# Given problem:
Your answer should be one number: how many lines of the data include the string "name"?

# Record excerpts:
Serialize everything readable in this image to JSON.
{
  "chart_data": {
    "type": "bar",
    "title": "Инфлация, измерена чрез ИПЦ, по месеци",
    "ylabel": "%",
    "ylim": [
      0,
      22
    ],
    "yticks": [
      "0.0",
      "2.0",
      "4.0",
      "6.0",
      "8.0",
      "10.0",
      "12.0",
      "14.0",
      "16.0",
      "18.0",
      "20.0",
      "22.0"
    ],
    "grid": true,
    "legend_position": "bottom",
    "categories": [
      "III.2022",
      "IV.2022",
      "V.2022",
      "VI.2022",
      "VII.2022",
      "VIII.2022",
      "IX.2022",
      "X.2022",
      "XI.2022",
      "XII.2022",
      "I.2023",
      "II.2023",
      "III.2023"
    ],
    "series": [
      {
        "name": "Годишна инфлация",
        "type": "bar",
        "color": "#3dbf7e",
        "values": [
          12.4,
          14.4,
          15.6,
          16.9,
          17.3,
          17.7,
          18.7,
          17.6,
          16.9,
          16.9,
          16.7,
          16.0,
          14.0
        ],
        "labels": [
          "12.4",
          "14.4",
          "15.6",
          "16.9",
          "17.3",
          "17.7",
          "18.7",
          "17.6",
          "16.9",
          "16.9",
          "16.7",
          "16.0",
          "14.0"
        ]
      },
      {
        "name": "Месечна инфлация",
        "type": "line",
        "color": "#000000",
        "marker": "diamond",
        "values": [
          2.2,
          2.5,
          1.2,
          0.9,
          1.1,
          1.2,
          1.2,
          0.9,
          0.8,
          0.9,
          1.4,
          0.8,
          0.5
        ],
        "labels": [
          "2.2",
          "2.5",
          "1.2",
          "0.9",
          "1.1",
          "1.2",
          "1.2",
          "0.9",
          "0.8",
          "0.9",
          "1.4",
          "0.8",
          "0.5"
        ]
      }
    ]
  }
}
==
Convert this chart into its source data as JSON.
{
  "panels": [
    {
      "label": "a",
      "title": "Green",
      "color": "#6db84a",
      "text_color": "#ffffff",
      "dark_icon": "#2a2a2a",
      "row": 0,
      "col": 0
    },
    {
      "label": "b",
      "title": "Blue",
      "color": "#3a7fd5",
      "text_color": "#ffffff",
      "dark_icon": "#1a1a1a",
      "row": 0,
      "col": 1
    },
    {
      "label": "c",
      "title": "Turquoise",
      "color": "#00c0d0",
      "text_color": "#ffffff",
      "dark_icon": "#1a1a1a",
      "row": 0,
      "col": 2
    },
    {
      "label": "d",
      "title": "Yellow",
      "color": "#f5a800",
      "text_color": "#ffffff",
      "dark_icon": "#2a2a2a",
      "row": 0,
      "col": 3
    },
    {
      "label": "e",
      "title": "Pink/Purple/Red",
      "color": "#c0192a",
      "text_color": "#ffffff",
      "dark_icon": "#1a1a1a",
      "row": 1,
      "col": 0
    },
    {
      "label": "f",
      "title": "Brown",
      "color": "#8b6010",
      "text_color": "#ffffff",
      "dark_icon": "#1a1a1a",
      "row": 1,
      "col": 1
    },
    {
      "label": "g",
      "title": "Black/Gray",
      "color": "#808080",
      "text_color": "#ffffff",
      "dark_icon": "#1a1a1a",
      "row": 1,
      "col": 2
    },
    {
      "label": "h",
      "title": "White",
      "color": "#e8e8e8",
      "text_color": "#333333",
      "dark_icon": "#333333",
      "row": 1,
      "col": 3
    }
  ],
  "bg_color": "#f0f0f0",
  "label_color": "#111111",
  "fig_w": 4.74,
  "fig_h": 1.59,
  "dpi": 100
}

# Right answer:
2